◆ Source text:
-------------------------

Petitioner’s sole point on appeal is that “[t]he trial court erred in rendering judgment that respondent is the donee under a valid declaration of gift because the court erroneously applied the law to the uncon-troverted facts in concluding that there was no evidence of undue influence or mental incapacity.” Although petitioner’s point is confined to the “Declaration of Gift,” it appears to us both parties have accepted that petitioner is challenging the decree as to both the gift declaration and the joint *865bank account.2
Under our standard of review we must affirm the decree unless there is no substantial evidence to support it, it is against the weight of the evidence, or it erroneously declares or applies the law. McIntosh v. Dowdy, 625 S.W.2d 162, 163 (Mo.App.1981). We give deference to the trial court’s opportunity to observe the credibility of the witnesses. Mahler v. Tieman, 550 S.W.2d 623, 628 (Mo.App.1977). Absent specific findings of fact, we consider all controverted facts as found in accordance with the result reached. In re Estate of Ferling, 670 S.W.2d 109, 110 (Mo.App.1984). Here no specific findings of fact were requested and none were made.
We make our review with the following principles of law in mind. To set aside a gift on the ground of undue influence, it must be shown that, at the time of gifting, the donor was acting under such force, coercion or overpersuasion that his free will was destroyed. See In re Estate of Brown, 718 S.W.2d 588, 596 (Mo.App.1986); see also Flynn v. Union National Bank, 378 S.W.2d at 10. A petitioner makes a submissible case of undue influence when he presents evidence of a confidential relationship between the benefactor and beneficiary plus other evidence of undue influence; however, undue influence may be shown without establishing a confidential relationship. McIntosh, 625 S.W.2d at 163-64. Undue influence is an issue of fact. Flynn, 378 S.W.2d at 10. Evidence probative of undue influence includes the mental and physical condition of the benefactor, the beneficiary’s power and opportunity to influence the benefactor, and hostile feelings of the benefactor towards the beneficiary. Carroll v. Knott, 637 S.W.2d 368, 370-71 (Mo.App.1982). Evidence the beneficiary was active in procuring the benefit is also probative. In re Estate of Brown, 718 S.W.2d at 596; see Carroll, 637 S.W.2d at 371.

-------------------------

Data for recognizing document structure
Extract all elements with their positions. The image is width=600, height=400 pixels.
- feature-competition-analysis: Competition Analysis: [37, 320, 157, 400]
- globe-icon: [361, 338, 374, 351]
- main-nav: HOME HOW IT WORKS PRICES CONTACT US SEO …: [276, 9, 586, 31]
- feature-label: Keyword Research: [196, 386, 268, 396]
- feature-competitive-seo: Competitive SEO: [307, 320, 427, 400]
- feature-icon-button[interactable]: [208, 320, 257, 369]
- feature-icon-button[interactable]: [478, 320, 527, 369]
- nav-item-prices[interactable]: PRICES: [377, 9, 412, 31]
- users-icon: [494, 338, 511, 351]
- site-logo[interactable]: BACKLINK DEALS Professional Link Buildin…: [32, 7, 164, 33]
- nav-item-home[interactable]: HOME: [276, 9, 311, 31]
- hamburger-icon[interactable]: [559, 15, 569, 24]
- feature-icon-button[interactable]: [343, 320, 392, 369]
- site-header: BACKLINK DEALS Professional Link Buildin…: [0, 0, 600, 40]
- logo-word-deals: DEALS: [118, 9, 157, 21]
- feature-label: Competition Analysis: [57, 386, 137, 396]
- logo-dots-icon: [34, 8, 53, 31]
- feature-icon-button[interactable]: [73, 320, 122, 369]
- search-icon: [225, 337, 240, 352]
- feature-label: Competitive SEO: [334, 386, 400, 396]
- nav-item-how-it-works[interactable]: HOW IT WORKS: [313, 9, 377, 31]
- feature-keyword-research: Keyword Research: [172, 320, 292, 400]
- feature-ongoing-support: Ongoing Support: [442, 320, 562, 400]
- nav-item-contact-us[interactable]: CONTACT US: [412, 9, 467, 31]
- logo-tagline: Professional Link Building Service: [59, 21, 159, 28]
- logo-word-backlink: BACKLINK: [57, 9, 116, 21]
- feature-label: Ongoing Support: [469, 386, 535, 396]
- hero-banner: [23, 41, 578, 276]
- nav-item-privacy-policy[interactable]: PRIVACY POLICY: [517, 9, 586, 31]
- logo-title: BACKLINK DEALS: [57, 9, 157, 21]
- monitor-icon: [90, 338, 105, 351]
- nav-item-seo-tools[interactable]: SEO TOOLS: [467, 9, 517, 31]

-------------------------

◆ Work to be completed:
In the appeal opinion, were any specific findings of fact requested? The rows have nothing to do with this.

◆ Output of the task:
No. None were requested, and none were made.